— start —
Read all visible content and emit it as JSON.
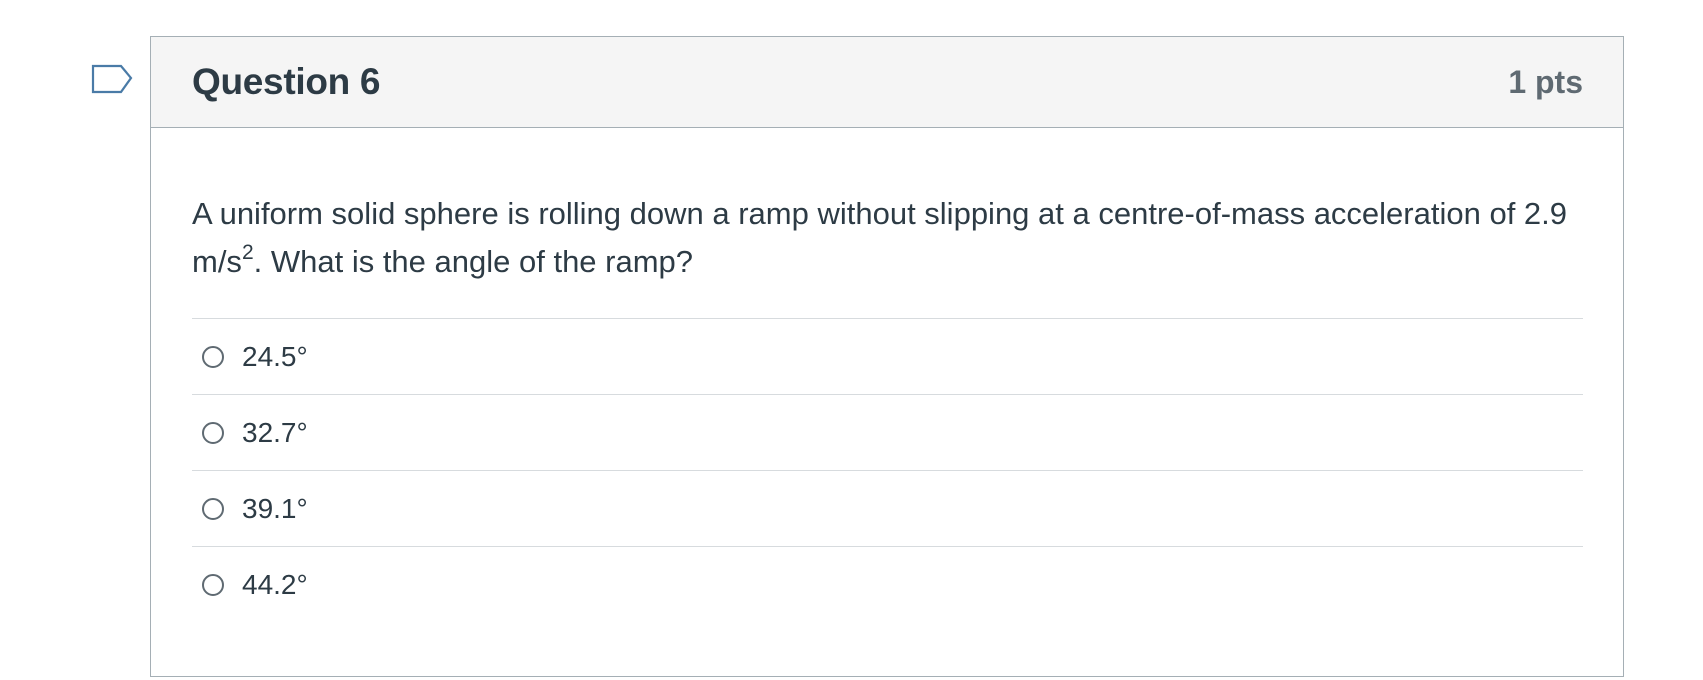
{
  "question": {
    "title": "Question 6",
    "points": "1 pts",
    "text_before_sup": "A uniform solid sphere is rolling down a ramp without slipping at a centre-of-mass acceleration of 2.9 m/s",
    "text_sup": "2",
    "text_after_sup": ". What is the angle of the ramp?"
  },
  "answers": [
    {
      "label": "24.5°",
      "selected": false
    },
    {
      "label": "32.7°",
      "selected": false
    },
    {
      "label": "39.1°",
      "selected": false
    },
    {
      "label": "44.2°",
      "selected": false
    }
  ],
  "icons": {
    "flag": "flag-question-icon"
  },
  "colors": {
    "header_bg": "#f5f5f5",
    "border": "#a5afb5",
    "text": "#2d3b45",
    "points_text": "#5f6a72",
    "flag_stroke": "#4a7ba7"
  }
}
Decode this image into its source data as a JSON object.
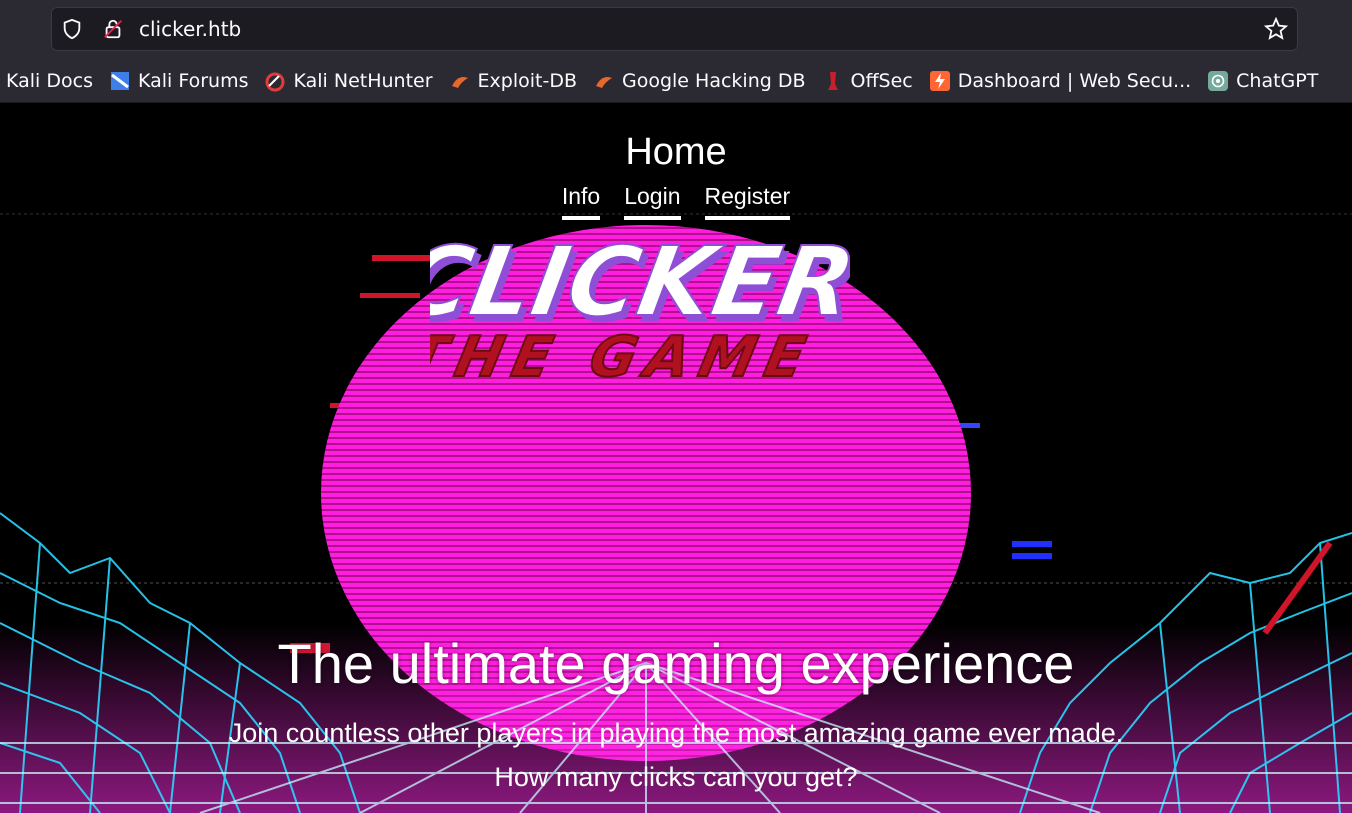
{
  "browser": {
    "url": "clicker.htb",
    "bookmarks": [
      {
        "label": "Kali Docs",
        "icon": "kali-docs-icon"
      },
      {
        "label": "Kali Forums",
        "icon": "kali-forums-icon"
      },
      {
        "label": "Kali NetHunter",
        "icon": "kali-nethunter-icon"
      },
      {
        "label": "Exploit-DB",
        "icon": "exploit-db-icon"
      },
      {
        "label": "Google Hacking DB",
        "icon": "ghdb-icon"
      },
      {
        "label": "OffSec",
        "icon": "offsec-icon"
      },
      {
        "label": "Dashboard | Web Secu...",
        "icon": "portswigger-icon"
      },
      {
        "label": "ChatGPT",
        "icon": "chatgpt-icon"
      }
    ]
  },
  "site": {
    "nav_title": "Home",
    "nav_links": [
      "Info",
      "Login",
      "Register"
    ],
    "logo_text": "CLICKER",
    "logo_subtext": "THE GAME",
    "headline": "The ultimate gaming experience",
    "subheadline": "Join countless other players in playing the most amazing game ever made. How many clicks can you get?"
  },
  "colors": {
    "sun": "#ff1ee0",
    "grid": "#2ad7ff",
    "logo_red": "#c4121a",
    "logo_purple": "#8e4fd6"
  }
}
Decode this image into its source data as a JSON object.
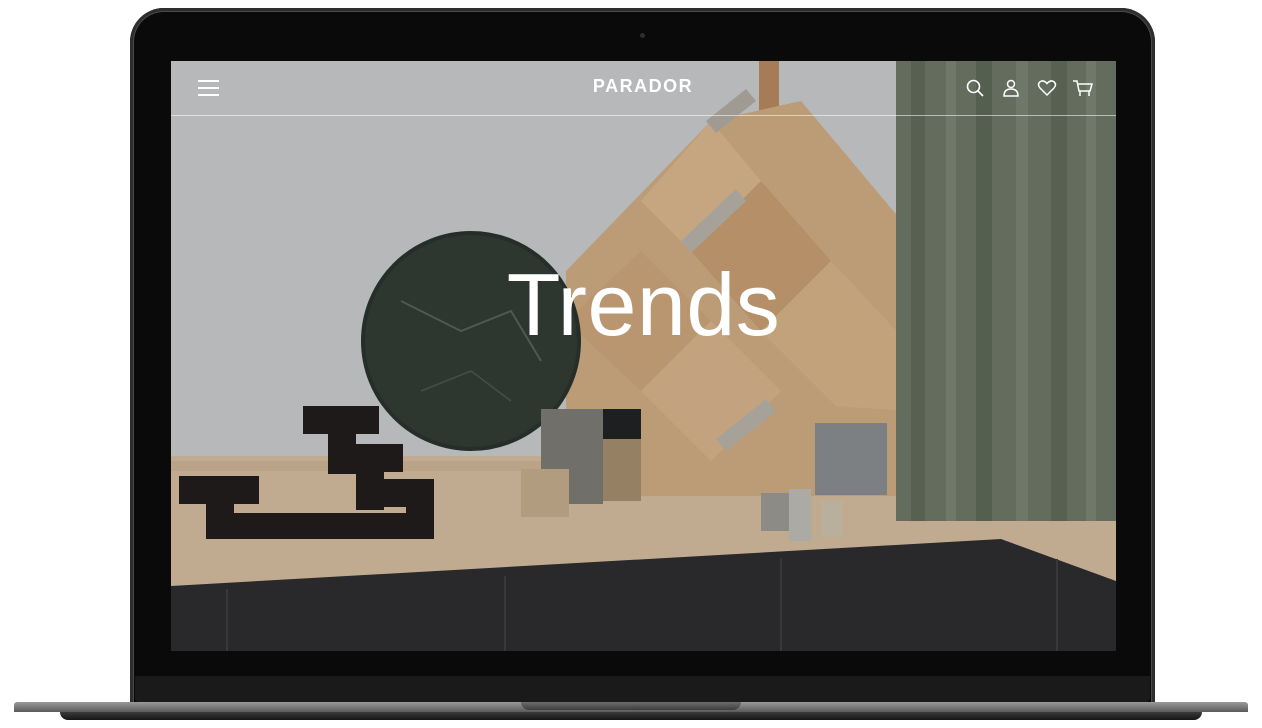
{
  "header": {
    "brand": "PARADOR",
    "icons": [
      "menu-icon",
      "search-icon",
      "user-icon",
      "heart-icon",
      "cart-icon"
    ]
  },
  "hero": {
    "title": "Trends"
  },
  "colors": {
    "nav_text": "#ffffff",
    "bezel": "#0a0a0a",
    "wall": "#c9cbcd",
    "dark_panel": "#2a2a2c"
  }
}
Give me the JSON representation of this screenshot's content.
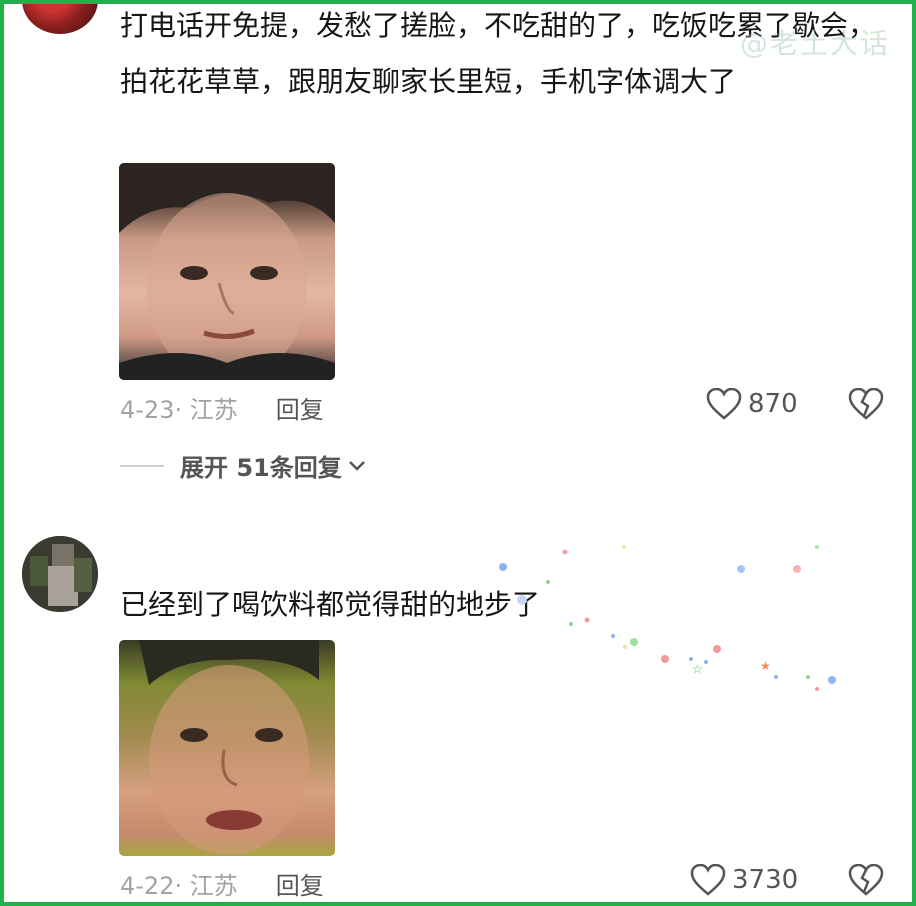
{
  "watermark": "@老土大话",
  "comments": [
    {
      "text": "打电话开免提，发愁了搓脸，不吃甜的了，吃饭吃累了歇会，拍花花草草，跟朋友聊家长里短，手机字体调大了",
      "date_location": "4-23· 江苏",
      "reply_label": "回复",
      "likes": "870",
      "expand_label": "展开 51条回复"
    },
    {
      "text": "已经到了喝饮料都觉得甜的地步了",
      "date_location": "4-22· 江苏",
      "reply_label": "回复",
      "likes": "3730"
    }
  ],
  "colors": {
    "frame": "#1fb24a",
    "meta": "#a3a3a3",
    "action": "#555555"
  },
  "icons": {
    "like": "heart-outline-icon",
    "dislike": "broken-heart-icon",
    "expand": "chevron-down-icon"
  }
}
— end —
REQUEST =>
Copy the records exactly. Skip the pictures.

RESPONSE =>
Read all visible content and emit it as JSON.
{
  "question": {
    "title": "Question 6",
    "points": "1 pts",
    "text_before_sup": "A uniform solid sphere is rolling down a ramp without slipping at a centre-of-mass acceleration of 2.9 m/s",
    "text_sup": "2",
    "text_after_sup": ". What is the angle of the ramp?"
  },
  "answers": [
    {
      "label": "24.5°",
      "selected": false
    },
    {
      "label": "32.7°",
      "selected": false
    },
    {
      "label": "39.1°",
      "selected": false
    },
    {
      "label": "44.2°",
      "selected": false
    }
  ],
  "icons": {
    "flag": "flag-question-icon"
  },
  "colors": {
    "header_bg": "#f5f5f5",
    "border": "#a5afb5",
    "text": "#2d3b45",
    "points_text": "#5f6a72",
    "flag_stroke": "#4a7ba7"
  }
}
Decode this image into its source data as a JSON object.
{
  "browser": {
    "url": "clicker.htb",
    "bookmarks": [
      {
        "label": "Kali Docs",
        "icon": "kali-docs-icon"
      },
      {
        "label": "Kali Forums",
        "icon": "kali-forums-icon"
      },
      {
        "label": "Kali NetHunter",
        "icon": "kali-nethunter-icon"
      },
      {
        "label": "Exploit-DB",
        "icon": "exploit-db-icon"
      },
      {
        "label": "Google Hacking DB",
        "icon": "ghdb-icon"
      },
      {
        "label": "OffSec",
        "icon": "offsec-icon"
      },
      {
        "label": "Dashboard | Web Secu...",
        "icon": "portswigger-icon"
      },
      {
        "label": "ChatGPT",
        "icon": "chatgpt-icon"
      }
    ]
  },
  "site": {
    "nav_title": "Home",
    "nav_links": [
      "Info",
      "Login",
      "Register"
    ],
    "logo_text": "CLICKER",
    "logo_subtext": "THE GAME",
    "headline": "The ultimate gaming experience",
    "subheadline": "Join countless other players in playing the most amazing game ever made. How many clicks can you get?"
  },
  "colors": {
    "sun": "#ff1ee0",
    "grid": "#2ad7ff",
    "logo_red": "#c4121a",
    "logo_purple": "#8e4fd6"
  }
}
Decode this image into its source data as a JSON object.
{
  "header": {
    "brand": "PARADOR",
    "icons": [
      "menu-icon",
      "search-icon",
      "user-icon",
      "heart-icon",
      "cart-icon"
    ]
  },
  "hero": {
    "title": "Trends"
  },
  "colors": {
    "nav_text": "#ffffff",
    "bezel": "#0a0a0a",
    "wall": "#c9cbcd",
    "dark_panel": "#2a2a2c"
  }
}
Give me the JSON representation of this screenshot's content.
{
  "watermark": "@老土大话",
  "comments": [
    {
      "text": "打电话开免提，发愁了搓脸，不吃甜的了，吃饭吃累了歇会，拍花花草草，跟朋友聊家长里短，手机字体调大了",
      "date_location": "4-23· 江苏",
      "reply_label": "回复",
      "likes": "870",
      "expand_label": "展开 51条回复"
    },
    {
      "text": "已经到了喝饮料都觉得甜的地步了",
      "date_location": "4-22· 江苏",
      "reply_label": "回复",
      "likes": "3730"
    }
  ],
  "colors": {
    "frame": "#1fb24a",
    "meta": "#a3a3a3",
    "action": "#555555"
  },
  "icons": {
    "like": "heart-outline-icon",
    "dislike": "broken-heart-icon",
    "expand": "chevron-down-icon"
  }
}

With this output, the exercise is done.